▶ GOAL: Across the listing below, how many lines hold "from"? Reply with the number by itself.
──────── DATA PROVIDED ────────
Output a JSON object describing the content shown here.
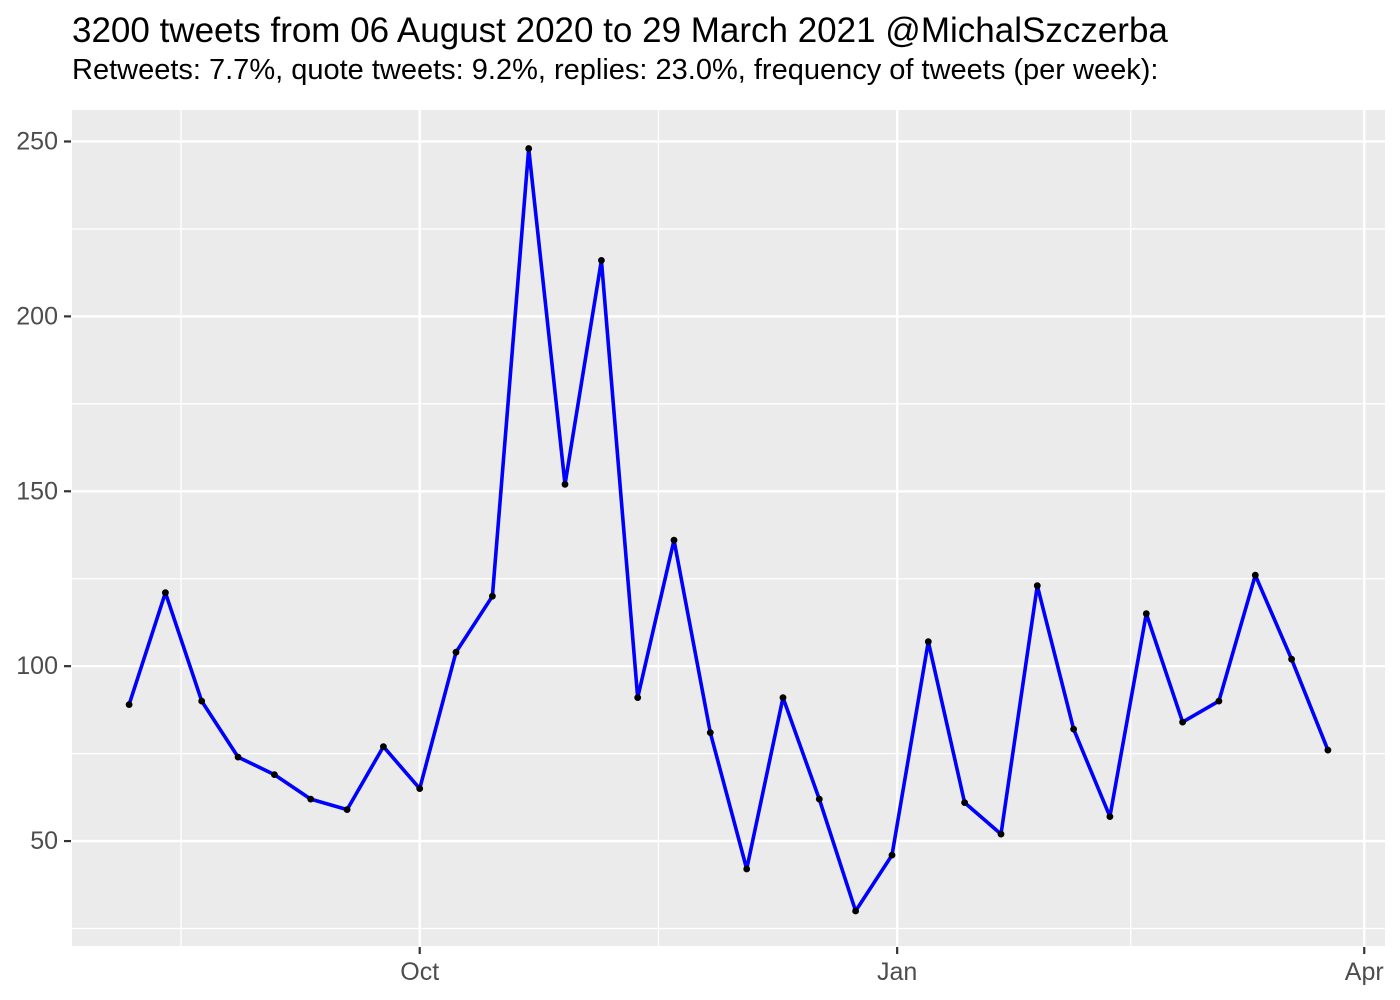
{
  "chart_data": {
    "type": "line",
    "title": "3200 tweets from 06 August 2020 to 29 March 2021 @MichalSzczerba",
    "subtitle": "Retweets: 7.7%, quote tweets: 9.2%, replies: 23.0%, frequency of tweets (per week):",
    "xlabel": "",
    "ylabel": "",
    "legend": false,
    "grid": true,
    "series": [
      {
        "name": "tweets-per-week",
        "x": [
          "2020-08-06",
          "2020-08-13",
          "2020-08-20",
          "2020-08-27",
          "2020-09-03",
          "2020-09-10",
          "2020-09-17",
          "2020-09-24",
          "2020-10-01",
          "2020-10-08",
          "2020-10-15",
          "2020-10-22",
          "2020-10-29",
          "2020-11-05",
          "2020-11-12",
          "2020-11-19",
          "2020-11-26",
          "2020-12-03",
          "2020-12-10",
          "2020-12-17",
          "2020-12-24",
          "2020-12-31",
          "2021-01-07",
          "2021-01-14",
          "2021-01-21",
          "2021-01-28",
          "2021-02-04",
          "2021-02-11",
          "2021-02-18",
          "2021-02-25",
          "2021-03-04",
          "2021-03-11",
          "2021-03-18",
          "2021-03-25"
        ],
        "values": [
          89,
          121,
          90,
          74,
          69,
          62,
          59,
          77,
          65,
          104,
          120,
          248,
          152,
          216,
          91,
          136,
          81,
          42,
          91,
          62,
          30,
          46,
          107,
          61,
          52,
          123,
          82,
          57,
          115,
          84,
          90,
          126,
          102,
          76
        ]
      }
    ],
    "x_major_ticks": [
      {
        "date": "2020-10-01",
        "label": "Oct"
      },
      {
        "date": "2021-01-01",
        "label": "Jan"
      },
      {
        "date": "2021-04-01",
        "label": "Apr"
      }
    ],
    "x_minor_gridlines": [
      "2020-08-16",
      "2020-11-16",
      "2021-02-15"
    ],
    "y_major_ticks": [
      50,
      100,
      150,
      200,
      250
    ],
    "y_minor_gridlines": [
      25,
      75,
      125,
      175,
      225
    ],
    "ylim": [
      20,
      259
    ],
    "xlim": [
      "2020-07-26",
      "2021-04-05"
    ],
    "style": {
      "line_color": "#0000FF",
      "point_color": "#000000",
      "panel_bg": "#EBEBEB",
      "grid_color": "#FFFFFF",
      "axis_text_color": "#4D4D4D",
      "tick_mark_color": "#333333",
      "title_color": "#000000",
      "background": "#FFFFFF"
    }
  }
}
────────
──────── DATA PROVIDED ────────
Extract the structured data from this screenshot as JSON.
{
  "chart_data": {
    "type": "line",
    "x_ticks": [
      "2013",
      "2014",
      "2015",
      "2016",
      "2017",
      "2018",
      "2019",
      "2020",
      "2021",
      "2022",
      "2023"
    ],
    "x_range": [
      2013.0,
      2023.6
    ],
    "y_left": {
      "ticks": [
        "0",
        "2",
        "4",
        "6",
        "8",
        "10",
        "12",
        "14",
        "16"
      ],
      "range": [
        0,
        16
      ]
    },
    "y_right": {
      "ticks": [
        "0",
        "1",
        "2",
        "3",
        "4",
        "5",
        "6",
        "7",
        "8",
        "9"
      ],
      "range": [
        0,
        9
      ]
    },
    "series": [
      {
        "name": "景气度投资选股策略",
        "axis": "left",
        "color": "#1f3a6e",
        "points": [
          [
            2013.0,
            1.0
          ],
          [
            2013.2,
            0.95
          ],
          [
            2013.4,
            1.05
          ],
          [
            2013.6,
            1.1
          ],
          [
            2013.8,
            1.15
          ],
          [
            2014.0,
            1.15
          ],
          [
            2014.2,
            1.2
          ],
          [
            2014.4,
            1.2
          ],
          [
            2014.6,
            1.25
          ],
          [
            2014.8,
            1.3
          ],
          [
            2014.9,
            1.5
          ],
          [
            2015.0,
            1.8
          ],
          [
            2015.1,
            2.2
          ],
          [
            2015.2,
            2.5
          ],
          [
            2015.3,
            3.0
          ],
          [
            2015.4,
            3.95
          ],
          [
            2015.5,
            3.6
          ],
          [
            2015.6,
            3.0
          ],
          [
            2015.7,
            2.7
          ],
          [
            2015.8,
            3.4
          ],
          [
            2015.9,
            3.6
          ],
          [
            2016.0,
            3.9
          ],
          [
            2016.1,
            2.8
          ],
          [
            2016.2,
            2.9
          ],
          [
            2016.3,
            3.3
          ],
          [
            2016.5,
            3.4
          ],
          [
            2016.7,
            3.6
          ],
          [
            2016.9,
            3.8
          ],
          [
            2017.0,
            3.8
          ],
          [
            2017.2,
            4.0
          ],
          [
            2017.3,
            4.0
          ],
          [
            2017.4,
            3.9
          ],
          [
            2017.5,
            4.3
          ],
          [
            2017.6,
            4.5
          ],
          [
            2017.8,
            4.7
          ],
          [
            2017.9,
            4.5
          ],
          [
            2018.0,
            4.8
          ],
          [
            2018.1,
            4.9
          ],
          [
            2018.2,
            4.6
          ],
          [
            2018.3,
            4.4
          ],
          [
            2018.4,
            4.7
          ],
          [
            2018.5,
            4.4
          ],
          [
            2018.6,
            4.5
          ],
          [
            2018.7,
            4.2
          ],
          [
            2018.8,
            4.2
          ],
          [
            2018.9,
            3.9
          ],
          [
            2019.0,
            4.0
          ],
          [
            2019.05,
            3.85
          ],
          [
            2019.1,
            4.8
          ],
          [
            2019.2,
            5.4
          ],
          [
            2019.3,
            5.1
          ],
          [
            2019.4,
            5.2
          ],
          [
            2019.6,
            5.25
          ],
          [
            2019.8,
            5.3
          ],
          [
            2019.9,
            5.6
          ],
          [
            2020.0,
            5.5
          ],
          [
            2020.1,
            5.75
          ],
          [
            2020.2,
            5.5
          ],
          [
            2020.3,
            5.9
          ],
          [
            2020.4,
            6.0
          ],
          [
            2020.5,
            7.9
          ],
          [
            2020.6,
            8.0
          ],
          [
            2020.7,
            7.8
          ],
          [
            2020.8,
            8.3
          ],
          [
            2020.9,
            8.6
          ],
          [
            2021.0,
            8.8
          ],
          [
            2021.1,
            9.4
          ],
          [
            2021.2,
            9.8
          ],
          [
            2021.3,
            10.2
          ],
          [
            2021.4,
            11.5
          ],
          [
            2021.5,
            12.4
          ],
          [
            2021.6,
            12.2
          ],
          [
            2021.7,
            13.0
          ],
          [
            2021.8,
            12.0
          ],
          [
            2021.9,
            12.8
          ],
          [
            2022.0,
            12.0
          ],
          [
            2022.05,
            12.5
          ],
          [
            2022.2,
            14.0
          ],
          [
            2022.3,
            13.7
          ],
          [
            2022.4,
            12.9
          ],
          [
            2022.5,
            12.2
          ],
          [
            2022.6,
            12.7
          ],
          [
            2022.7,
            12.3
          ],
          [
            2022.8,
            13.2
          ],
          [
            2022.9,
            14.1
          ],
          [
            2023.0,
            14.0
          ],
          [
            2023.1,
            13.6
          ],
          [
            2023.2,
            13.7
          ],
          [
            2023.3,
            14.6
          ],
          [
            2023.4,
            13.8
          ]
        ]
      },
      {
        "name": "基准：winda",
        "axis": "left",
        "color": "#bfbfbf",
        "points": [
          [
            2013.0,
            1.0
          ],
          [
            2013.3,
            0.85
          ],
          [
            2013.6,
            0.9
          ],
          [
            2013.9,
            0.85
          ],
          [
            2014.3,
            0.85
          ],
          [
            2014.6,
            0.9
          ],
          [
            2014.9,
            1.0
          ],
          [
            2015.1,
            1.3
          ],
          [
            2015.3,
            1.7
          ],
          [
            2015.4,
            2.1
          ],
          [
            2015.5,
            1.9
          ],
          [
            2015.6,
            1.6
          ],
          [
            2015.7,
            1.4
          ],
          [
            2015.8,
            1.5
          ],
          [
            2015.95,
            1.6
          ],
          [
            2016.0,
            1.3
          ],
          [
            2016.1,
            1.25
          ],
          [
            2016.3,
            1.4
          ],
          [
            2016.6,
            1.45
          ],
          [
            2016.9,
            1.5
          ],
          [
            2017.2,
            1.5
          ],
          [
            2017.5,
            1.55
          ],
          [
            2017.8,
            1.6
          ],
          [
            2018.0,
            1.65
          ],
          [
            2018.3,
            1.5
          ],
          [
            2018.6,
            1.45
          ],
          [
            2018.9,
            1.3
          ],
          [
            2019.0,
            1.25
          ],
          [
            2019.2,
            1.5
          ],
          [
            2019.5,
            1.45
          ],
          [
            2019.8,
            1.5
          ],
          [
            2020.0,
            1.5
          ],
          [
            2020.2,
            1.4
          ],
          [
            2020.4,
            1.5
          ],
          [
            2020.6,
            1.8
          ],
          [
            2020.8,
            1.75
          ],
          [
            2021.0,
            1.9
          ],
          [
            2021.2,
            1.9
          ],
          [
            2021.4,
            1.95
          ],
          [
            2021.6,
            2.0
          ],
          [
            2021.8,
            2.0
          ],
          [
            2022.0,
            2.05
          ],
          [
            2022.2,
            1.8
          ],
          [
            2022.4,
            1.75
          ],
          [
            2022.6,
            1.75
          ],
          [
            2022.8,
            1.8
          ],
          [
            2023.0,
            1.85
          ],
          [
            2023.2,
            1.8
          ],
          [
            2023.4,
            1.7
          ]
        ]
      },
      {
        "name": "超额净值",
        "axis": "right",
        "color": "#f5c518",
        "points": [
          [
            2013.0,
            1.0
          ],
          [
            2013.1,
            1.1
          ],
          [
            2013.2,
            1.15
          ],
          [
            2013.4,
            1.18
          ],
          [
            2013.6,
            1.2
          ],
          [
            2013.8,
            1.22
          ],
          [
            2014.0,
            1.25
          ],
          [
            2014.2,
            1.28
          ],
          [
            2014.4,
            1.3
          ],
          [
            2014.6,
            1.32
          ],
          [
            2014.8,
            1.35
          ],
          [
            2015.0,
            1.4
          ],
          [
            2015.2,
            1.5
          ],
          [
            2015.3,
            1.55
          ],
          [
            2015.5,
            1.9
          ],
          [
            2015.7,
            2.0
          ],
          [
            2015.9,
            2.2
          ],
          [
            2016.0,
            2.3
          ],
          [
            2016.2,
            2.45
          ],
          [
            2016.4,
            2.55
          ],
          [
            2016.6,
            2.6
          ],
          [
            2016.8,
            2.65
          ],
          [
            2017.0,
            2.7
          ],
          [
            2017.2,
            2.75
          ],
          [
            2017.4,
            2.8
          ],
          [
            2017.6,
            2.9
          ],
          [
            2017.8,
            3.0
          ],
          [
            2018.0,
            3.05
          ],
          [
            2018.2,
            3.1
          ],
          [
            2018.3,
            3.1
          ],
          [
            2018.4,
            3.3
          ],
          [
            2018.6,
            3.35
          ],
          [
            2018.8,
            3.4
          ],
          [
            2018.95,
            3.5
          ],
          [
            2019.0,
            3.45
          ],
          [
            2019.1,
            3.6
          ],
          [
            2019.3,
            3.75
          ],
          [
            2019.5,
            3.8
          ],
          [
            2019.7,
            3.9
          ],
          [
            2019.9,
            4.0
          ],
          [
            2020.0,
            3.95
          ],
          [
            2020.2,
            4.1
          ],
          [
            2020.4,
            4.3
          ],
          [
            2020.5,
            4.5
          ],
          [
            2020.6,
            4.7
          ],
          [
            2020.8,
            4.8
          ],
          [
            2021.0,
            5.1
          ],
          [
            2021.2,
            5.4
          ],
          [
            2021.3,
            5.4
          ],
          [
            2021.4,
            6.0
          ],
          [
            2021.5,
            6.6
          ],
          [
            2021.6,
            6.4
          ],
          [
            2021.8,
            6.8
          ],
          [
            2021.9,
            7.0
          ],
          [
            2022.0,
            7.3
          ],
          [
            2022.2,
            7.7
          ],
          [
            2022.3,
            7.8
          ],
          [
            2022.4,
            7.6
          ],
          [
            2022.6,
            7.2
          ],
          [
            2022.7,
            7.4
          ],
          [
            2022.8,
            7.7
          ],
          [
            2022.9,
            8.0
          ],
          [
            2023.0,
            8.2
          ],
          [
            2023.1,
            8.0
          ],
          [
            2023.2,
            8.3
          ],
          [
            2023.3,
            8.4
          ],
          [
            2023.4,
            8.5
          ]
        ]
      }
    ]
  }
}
────────
▶ OUTPUT OF THE EXERCISE: 2